What you should do:
Gather from the listing below each line that includes the word "Arising", and copy it.

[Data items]
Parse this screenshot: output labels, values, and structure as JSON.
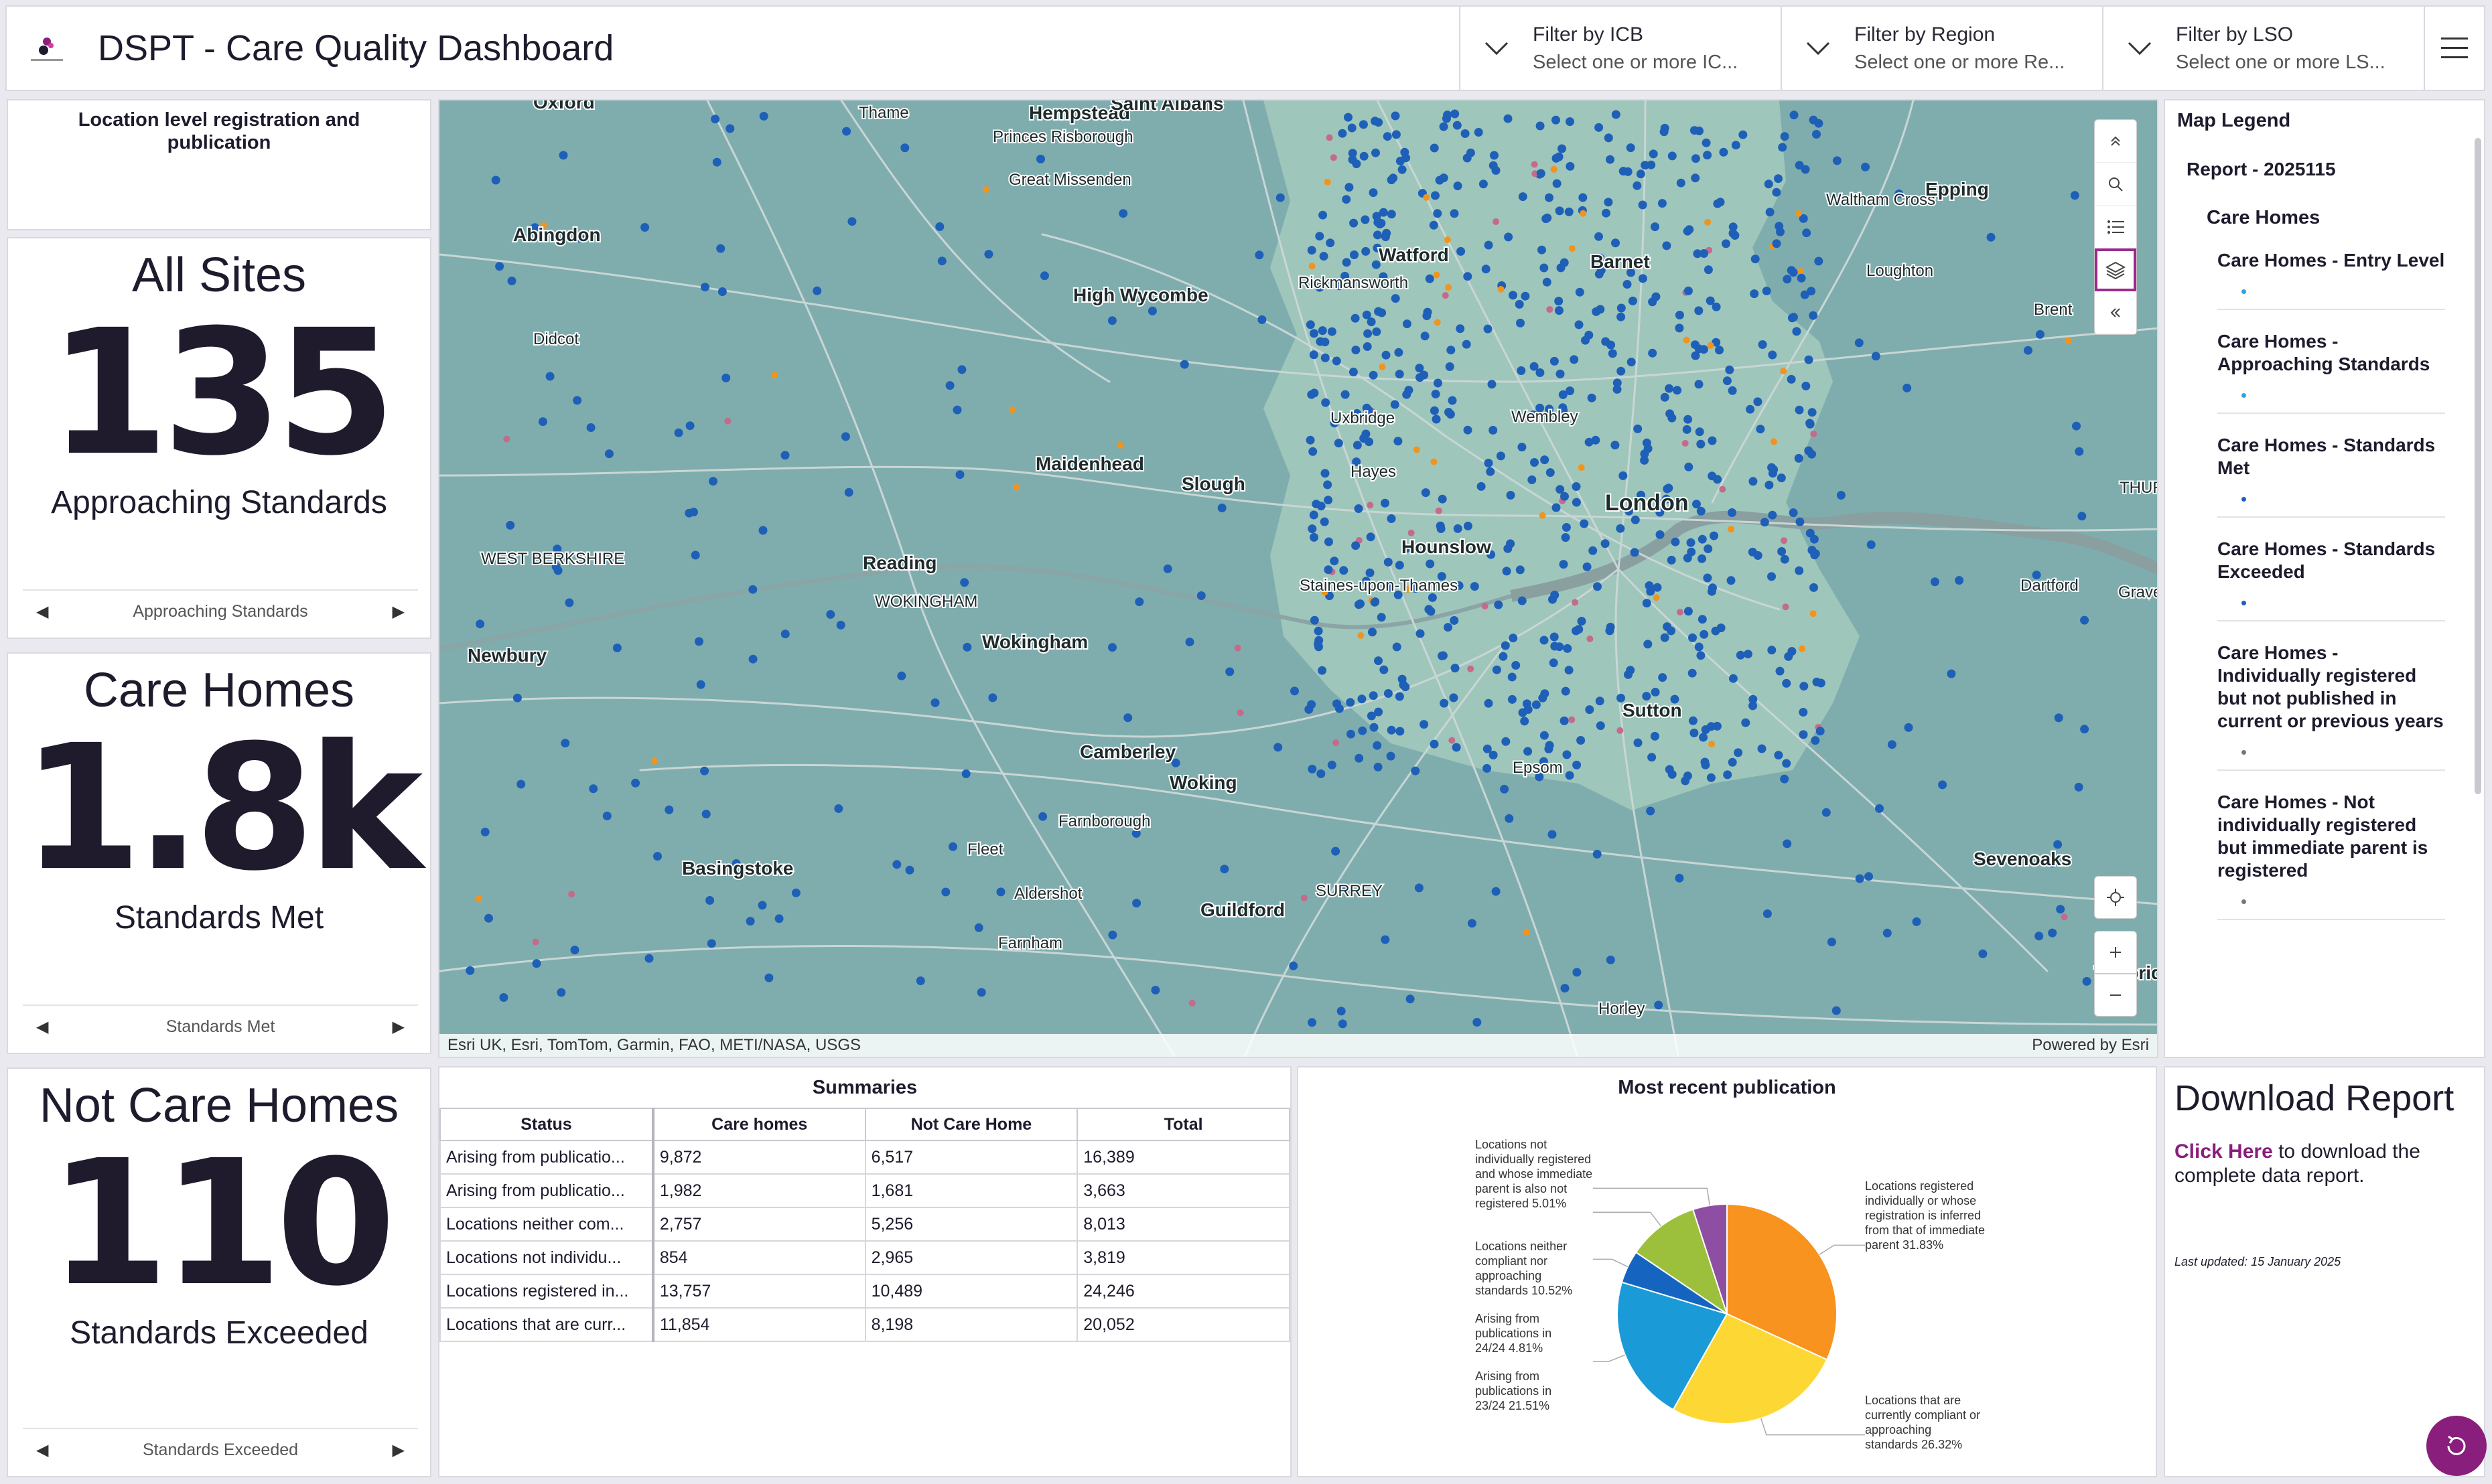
{
  "header": {
    "title": "DSPT - Care Quality Dashboard",
    "filters": [
      {
        "title": "Filter by ICB",
        "placeholder": "Select one or more IC..."
      },
      {
        "title": "Filter by Region",
        "placeholder": "Select one or more Re..."
      },
      {
        "title": "Filter by LSO",
        "placeholder": "Select one or more LS..."
      }
    ]
  },
  "location_panel": {
    "title": "Location level registration and publication"
  },
  "kpis": [
    {
      "title": "All Sites",
      "value": "135",
      "subtitle": "Approaching Standards",
      "nav_label": "Approaching Standards"
    },
    {
      "title": "Care Homes",
      "value": "1.8k",
      "subtitle": "Standards Met",
      "nav_label": "Standards Met"
    },
    {
      "title": "Not Care Homes",
      "value": "110",
      "subtitle": "Standards Exceeded",
      "nav_label": "Standards Exceeded"
    }
  ],
  "map": {
    "places": [
      "Oxford",
      "Thame",
      "Princes Risborough",
      "Hempstead",
      "Saint Albans",
      "Abingdon",
      "Great Missenden",
      "Waltham Cross",
      "Epping",
      "Watford",
      "Barnet",
      "Loughton",
      "High Wycombe",
      "Rickmansworth",
      "Brent",
      "Didcot",
      "Wembley",
      "Uxbridge",
      "Maidenhead",
      "Hayes",
      "Slough",
      "London",
      "THUR",
      "Hounslow",
      "WEST BERKSHIRE",
      "Reading",
      "WOKINGHAM",
      "Wokingham",
      "Staines-upon-Thames",
      "Dartford",
      "Grave",
      "Newbury",
      "Camberley",
      "Sutton",
      "Epsom",
      "Woking",
      "Farnborough",
      "Fleet",
      "Basingstoke",
      "Sevenoaks",
      "Aldershot",
      "Guildford",
      "SURREY",
      "Farnham",
      "Tonbrid",
      "Horley"
    ],
    "attribution": "Esri UK, Esri, TomTom, Garmin, FAO, METI/NASA, USGS",
    "powered_by": "Powered by Esri",
    "land_color": "#7fadae",
    "london_color": "#9fc6bb",
    "point_colors": {
      "standards_met": "#1e5fb8",
      "approaching": "#f0941e",
      "not_published": "#c46a8a"
    }
  },
  "legend": {
    "title": "Map Legend",
    "report": "Report - 2025115",
    "category": "Care Homes",
    "items": [
      {
        "label": "Care Homes - Entry Level",
        "color": "#2aa7d8"
      },
      {
        "label": "Care Homes - Approaching Standards",
        "color": "#2aa7d8"
      },
      {
        "label": "Care Homes - Standards Met",
        "color": "#1e5fb8"
      },
      {
        "label": "Care Homes - Standards Exceeded",
        "color": "#1e5fb8"
      },
      {
        "label": "Care Homes - Individually registered but not published in current or previous years",
        "color": "#777777"
      },
      {
        "label": "Care Homes - Not individually registered but immediate parent is registered",
        "color": "#777777"
      }
    ]
  },
  "summaries": {
    "title": "Summaries",
    "columns": [
      "Status",
      "Care homes",
      "Not Care Home",
      "Total"
    ],
    "rows": [
      [
        "Arising from publicatio...",
        "9,872",
        "6,517",
        "16,389"
      ],
      [
        "Arising from publicatio...",
        "1,982",
        "1,681",
        "3,663"
      ],
      [
        "Locations neither com...",
        "2,757",
        "5,256",
        "8,013"
      ],
      [
        "Locations not individu...",
        "854",
        "2,965",
        "3,819"
      ],
      [
        "Locations registered in...",
        "13,757",
        "10,489",
        "24,246"
      ],
      [
        "Locations that are curr...",
        "11,854",
        "8,198",
        "20,052"
      ]
    ]
  },
  "chart_data": {
    "type": "pie",
    "title": "Most recent publication",
    "slices": [
      {
        "label": "Locations registered individually or whose registration is inferred from that of immediate parent 31.83%",
        "value": 31.83,
        "color": "#f7931e"
      },
      {
        "label": "Locations that are currently compliant or approaching standards 26.32%",
        "value": 26.32,
        "color": "#fdd835"
      },
      {
        "label": "Arising from publications in 23/24 21.51%",
        "value": 21.51,
        "color": "#1a9bd7"
      },
      {
        "label": "Arising from publications in 24/24 4.81%",
        "value": 4.81,
        "color": "#1565c0"
      },
      {
        "label": "Locations neither compliant nor approaching standards 10.52%",
        "value": 10.52,
        "color": "#9cc03b"
      },
      {
        "label": "Locations not individually registered and whose immediate parent is also not registered 5.01%",
        "value": 5.01,
        "color": "#8e4fa3"
      }
    ]
  },
  "download": {
    "title": "Download Report",
    "link_text": "Click Here",
    "body_text": " to download the complete data report.",
    "updated": "Last updated: 15 January 2025"
  }
}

Task response:
        "Arising from publicatio...",
        "Arising from publicatio...",
        "label": "Arising from publications in 23/24 21.51%",
        "label": "Arising from publications in 24/24 4.81%",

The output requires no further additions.